====== Listed entries ======

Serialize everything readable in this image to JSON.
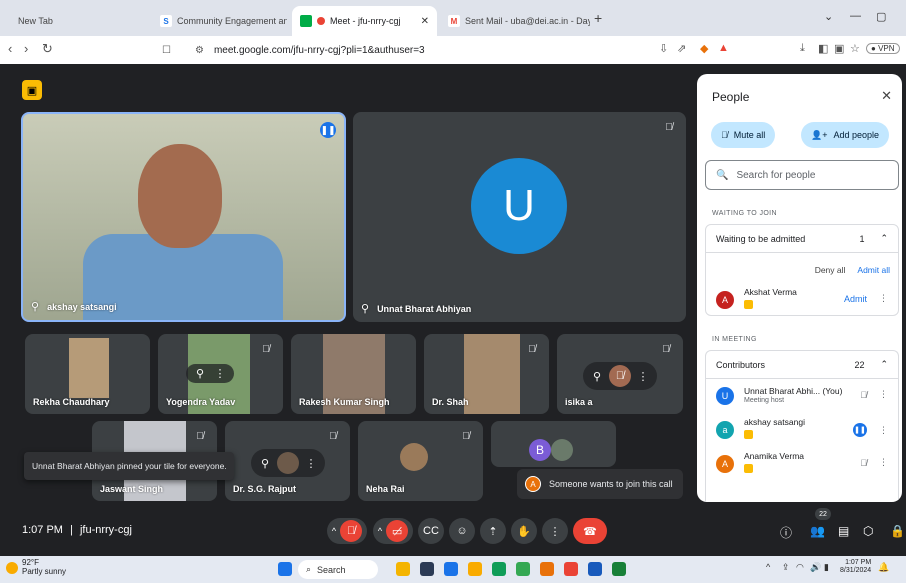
{
  "browser": {
    "tabs": [
      {
        "label": "New Tab"
      },
      {
        "label": "Community Engagement and Social"
      },
      {
        "label": "Meet - jfu-nrry-cgj"
      },
      {
        "label": "Sent Mail - uba@dei.ac.in - Dayalba"
      }
    ],
    "url": "meet.google.com/jfu-nrry-cgj?pli=1&authuser=3",
    "vpn_label": "VPN"
  },
  "meet": {
    "main_tiles": [
      {
        "name": "akshay satsangi"
      },
      {
        "name": "Unnat Bharat Abhiyan",
        "avatar_letter": "U"
      }
    ],
    "grid_tiles": [
      {
        "name": "Rekha Chaudhary"
      },
      {
        "name": "Yogendra Yadav"
      },
      {
        "name": "Rakesh Kumar Singh"
      },
      {
        "name": "Dr. Shah"
      },
      {
        "name": "isika a"
      },
      {
        "name": "Jaswant Singh"
      },
      {
        "name": "Dr. S.G. Rajput"
      },
      {
        "name": "Neha Rai"
      },
      {
        "name": "B"
      }
    ],
    "toast_pinned": "Unnat Bharat Abhiyan pinned your tile for everyone.",
    "toast_join": "Someone wants to join this call",
    "join_avatar": "A",
    "time": "1:07 PM",
    "meeting_code": "jfu-nrry-cgj",
    "people_count": "22"
  },
  "panel": {
    "title": "People",
    "mute_all": "Mute all",
    "add_people": "Add people",
    "search_placeholder": "Search for people",
    "waiting_label": "WAITING TO JOIN",
    "waiting_group": "Waiting to be admitted",
    "waiting_count": "1",
    "deny_all": "Deny all",
    "admit_all": "Admit all",
    "waiting_person": {
      "name": "Akshat Verma",
      "letter": "A"
    },
    "admit": "Admit",
    "in_meeting_label": "IN MEETING",
    "contributors_label": "Contributors",
    "contributors_count": "22",
    "members": [
      {
        "name": "Unnat Bharat Abhi... (You)",
        "sub": "Meeting host",
        "letter": "U"
      },
      {
        "name": "akshay satsangi",
        "letter": "a"
      },
      {
        "name": "Anamika Verma",
        "letter": "A"
      }
    ]
  },
  "taskbar": {
    "temp": "92°F",
    "weather": "Partly sunny",
    "search": "Search",
    "time": "1:07 PM",
    "date": "8/31/2024"
  },
  "colors": {
    "accent": "#1a73e8",
    "danger": "#ea4335",
    "bg": "#202124"
  }
}
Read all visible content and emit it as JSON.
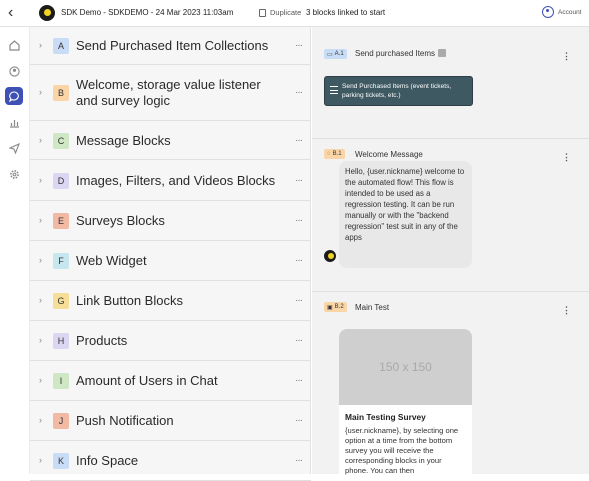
{
  "header": {
    "back_glyph": "‹",
    "title": "SDK Demo - SDKDEMO - 24 Mar 2023 11:03am",
    "duplicate_label": "Duplicate",
    "linked_text": "3 blocks linked to start",
    "account_label": "Account",
    "accent": "#3f51b5"
  },
  "rail": {
    "icons": [
      "home-icon",
      "user-icon",
      "chat-icon",
      "chart-icon",
      "send-icon",
      "settings-icon"
    ],
    "active": "chat-icon"
  },
  "blocks": [
    {
      "letter": "A",
      "label": "Send Purchased Item Collections",
      "color": "#c8dcf5"
    },
    {
      "letter": "B",
      "label": "Welcome, storage value listener and survey logic",
      "color": "#f9d5a8"
    },
    {
      "letter": "C",
      "label": "Message Blocks",
      "color": "#cfe7c4"
    },
    {
      "letter": "D",
      "label": "Images, Filters, and Videos Blocks",
      "color": "#ddd6f2"
    },
    {
      "letter": "E",
      "label": "Surveys Blocks",
      "color": "#f2b9a4"
    },
    {
      "letter": "F",
      "label": "Web Widget",
      "color": "#c6e7ee"
    },
    {
      "letter": "G",
      "label": "Link Button Blocks",
      "color": "#f7de98"
    },
    {
      "letter": "H",
      "label": "Products",
      "color": "#ddd6f2"
    },
    {
      "letter": "I",
      "label": "Amount of Users in Chat",
      "color": "#cfe7c4"
    },
    {
      "letter": "J",
      "label": "Push Notification",
      "color": "#f2b9a4"
    },
    {
      "letter": "K",
      "label": "Info Space",
      "color": "#c8dcf5"
    }
  ],
  "more_glyph": "···",
  "kebab_glyph": "⋮",
  "detail": {
    "a1": {
      "tag": "A.1",
      "title": "Send purchased Items",
      "button_label": "Send Purchased Items (event tickets, parking tickets, etc.)",
      "tag_color": "#c8dcf5"
    },
    "b1": {
      "tag": "B.1",
      "title": "Welcome Message",
      "message": "Hello, {user.nickname} welcome to the automated flow! This flow is intended to be used as a regression testing. It can be run manually or with the \"backend regression\" test suit in any of the apps",
      "tag_color": "#f9d5a8"
    },
    "b2": {
      "tag": "B.2",
      "title": "Main Test",
      "image_placeholder": "150 x 150",
      "card_title": "Main Testing Survey",
      "card_body": "{user.nickname}, by selecting one option at a time from the bottom survey you will receive the corresponding blocks in your phone. You can then",
      "tag_color": "#f9d5a8"
    }
  }
}
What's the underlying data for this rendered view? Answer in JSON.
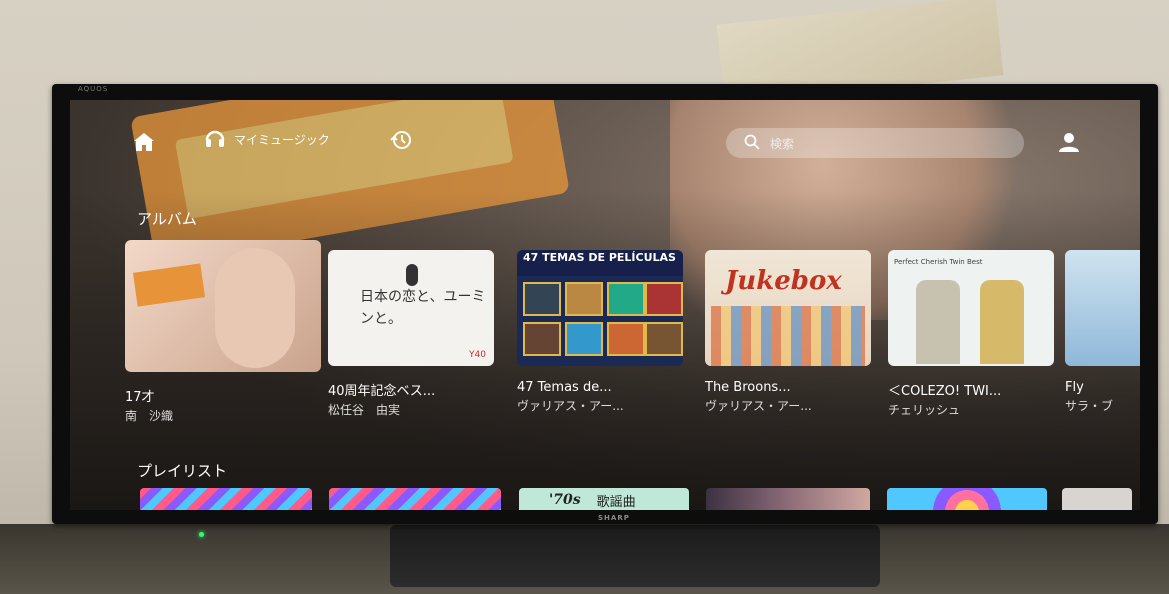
{
  "tv": {
    "brand": "AQUOS",
    "maker": "SHARP"
  },
  "nav": {
    "home_icon": "home-icon",
    "music_label": "マイミュージック",
    "music_icon": "headphones-icon",
    "recent_icon": "history-icon",
    "search_placeholder": "検索",
    "profile_icon": "profile-icon"
  },
  "albums": {
    "title": "アルバム",
    "items": [
      {
        "title": "17才",
        "artist": "南　沙織",
        "focused": true
      },
      {
        "title": "40周年記念ベス...",
        "artist": "松任谷　由実",
        "art_text": "日本の恋と、ユーミンと。",
        "art_badge": "Y40"
      },
      {
        "title": "47 Temas de...",
        "artist": "ヴァリアス・アー...",
        "art_text": "47 TEMAS DE PELÍCULAS"
      },
      {
        "title": "The Broons...",
        "artist": "ヴァリアス・アー...",
        "art_text": "Jukebox"
      },
      {
        "title": "＜COLEZO! TWI...",
        "artist": "チェリッシュ",
        "art_text": "Perfect Cherish Twin Best"
      },
      {
        "title": "Fly",
        "artist": "サラ・ブ"
      }
    ]
  },
  "playlists": {
    "title": "プレイリスト",
    "items": [
      {
        "style": "zig"
      },
      {
        "style": "zig"
      },
      {
        "style": "seventies",
        "label_big": "'70s",
        "label": "歌謡曲"
      },
      {
        "style": "photo"
      },
      {
        "style": "circle"
      },
      {
        "style": "mini"
      }
    ]
  }
}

======

Exercise details: The records above are to be reproduced exactly; the pictures are to be left out.

Solved problem:
Serialize everything readable in this image to JSON.
{
  "browser": {
    "tabs": [
      {
        "label": "New Tab"
      },
      {
        "label": "Community Engagement and Social"
      },
      {
        "label": "Meet - jfu-nrry-cgj"
      },
      {
        "label": "Sent Mail - uba@dei.ac.in - Dayalba"
      }
    ],
    "url": "meet.google.com/jfu-nrry-cgj?pli=1&authuser=3",
    "vpn_label": "VPN"
  },
  "meet": {
    "main_tiles": [
      {
        "name": "akshay satsangi"
      },
      {
        "name": "Unnat Bharat Abhiyan",
        "avatar_letter": "U"
      }
    ],
    "grid_tiles": [
      {
        "name": "Rekha Chaudhary"
      },
      {
        "name": "Yogendra Yadav"
      },
      {
        "name": "Rakesh Kumar Singh"
      },
      {
        "name": "Dr. Shah"
      },
      {
        "name": "isika a"
      },
      {
        "name": "Jaswant Singh"
      },
      {
        "name": "Dr. S.G. Rajput"
      },
      {
        "name": "Neha Rai"
      },
      {
        "name": "B"
      }
    ],
    "toast_pinned": "Unnat Bharat Abhiyan pinned your tile for everyone.",
    "toast_join": "Someone wants to join this call",
    "join_avatar": "A",
    "time": "1:07 PM",
    "meeting_code": "jfu-nrry-cgj",
    "people_count": "22"
  },
  "panel": {
    "title": "People",
    "mute_all": "Mute all",
    "add_people": "Add people",
    "search_placeholder": "Search for people",
    "waiting_label": "WAITING TO JOIN",
    "waiting_group": "Waiting to be admitted",
    "waiting_count": "1",
    "deny_all": "Deny all",
    "admit_all": "Admit all",
    "waiting_person": {
      "name": "Akshat Verma",
      "letter": "A"
    },
    "admit": "Admit",
    "in_meeting_label": "IN MEETING",
    "contributors_label": "Contributors",
    "contributors_count": "22",
    "members": [
      {
        "name": "Unnat Bharat Abhi... (You)",
        "sub": "Meeting host",
        "letter": "U"
      },
      {
        "name": "akshay satsangi",
        "letter": "a"
      },
      {
        "name": "Anamika Verma",
        "letter": "A"
      }
    ]
  },
  "taskbar": {
    "temp": "92°F",
    "weather": "Partly sunny",
    "search": "Search",
    "time": "1:07 PM",
    "date": "8/31/2024"
  },
  "colors": {
    "accent": "#1a73e8",
    "danger": "#ea4335",
    "bg": "#202124"
  }
}
Read all visible content and emit it as JSON.
{
  "header": {
    "back_glyph": "‹",
    "title": "SDK Demo - SDKDEMO - 24 Mar 2023 11:03am",
    "duplicate_label": "Duplicate",
    "linked_text": "3 blocks linked to start",
    "account_label": "Account",
    "accent": "#3f51b5"
  },
  "rail": {
    "icons": [
      "home-icon",
      "user-icon",
      "chat-icon",
      "chart-icon",
      "send-icon",
      "settings-icon"
    ],
    "active": "chat-icon"
  },
  "blocks": [
    {
      "letter": "A",
      "label": "Send Purchased Item Collections",
      "color": "#c8dcf5"
    },
    {
      "letter": "B",
      "label": "Welcome, storage value listener and survey logic",
      "color": "#f9d5a8"
    },
    {
      "letter": "C",
      "label": "Message Blocks",
      "color": "#cfe7c4"
    },
    {
      "letter": "D",
      "label": "Images, Filters, and Videos Blocks",
      "color": "#ddd6f2"
    },
    {
      "letter": "E",
      "label": "Surveys Blocks",
      "color": "#f2b9a4"
    },
    {
      "letter": "F",
      "label": "Web Widget",
      "color": "#c6e7ee"
    },
    {
      "letter": "G",
      "label": "Link Button Blocks",
      "color": "#f7de98"
    },
    {
      "letter": "H",
      "label": "Products",
      "color": "#ddd6f2"
    },
    {
      "letter": "I",
      "label": "Amount of Users in Chat",
      "color": "#cfe7c4"
    },
    {
      "letter": "J",
      "label": "Push Notification",
      "color": "#f2b9a4"
    },
    {
      "letter": "K",
      "label": "Info Space",
      "color": "#c8dcf5"
    }
  ],
  "more_glyph": "···",
  "kebab_glyph": "⋮",
  "detail": {
    "a1": {
      "tag": "A.1",
      "title": "Send purchased Items",
      "button_label": "Send Purchased Items (event tickets, parking tickets, etc.)",
      "tag_color": "#c8dcf5"
    },
    "b1": {
      "tag": "B.1",
      "title": "Welcome Message",
      "message": "Hello, {user.nickname} welcome to the automated flow! This flow is intended to be used as a regression testing. It can be run manually or with the \"backend regression\" test suit in any of the apps",
      "tag_color": "#f9d5a8"
    },
    "b2": {
      "tag": "B.2",
      "title": "Main Test",
      "image_placeholder": "150 x 150",
      "card_title": "Main Testing Survey",
      "card_body": "{user.nickname}, by selecting one option at a time from the bottom survey you will receive the corresponding blocks in your phone. You can then",
      "tag_color": "#f9d5a8"
    }
  }
}
What's the underlying data for this rendered view? Answer in JSON.
{
  "tv": {
    "brand": "AQUOS",
    "maker": "SHARP"
  },
  "nav": {
    "home_icon": "home-icon",
    "music_label": "マイミュージック",
    "music_icon": "headphones-icon",
    "recent_icon": "history-icon",
    "search_placeholder": "検索",
    "profile_icon": "profile-icon"
  },
  "albums": {
    "title": "アルバム",
    "items": [
      {
        "title": "17才",
        "artist": "南　沙織",
        "focused": true
      },
      {
        "title": "40周年記念ベス...",
        "artist": "松任谷　由実",
        "art_text": "日本の恋と、ユーミンと。",
        "art_badge": "Y40"
      },
      {
        "title": "47 Temas de...",
        "artist": "ヴァリアス・アー...",
        "art_text": "47 TEMAS DE PELÍCULAS"
      },
      {
        "title": "The Broons...",
        "artist": "ヴァリアス・アー...",
        "art_text": "Jukebox"
      },
      {
        "title": "＜COLEZO! TWI...",
        "artist": "チェリッシュ",
        "art_text": "Perfect Cherish Twin Best"
      },
      {
        "title": "Fly",
        "artist": "サラ・ブ"
      }
    ]
  },
  "playlists": {
    "title": "プレイリスト",
    "items": [
      {
        "style": "zig"
      },
      {
        "style": "zig"
      },
      {
        "style": "seventies",
        "label_big": "'70s",
        "label": "歌謡曲"
      },
      {
        "style": "photo"
      },
      {
        "style": "circle"
      },
      {
        "style": "mini"
      }
    ]
  }
}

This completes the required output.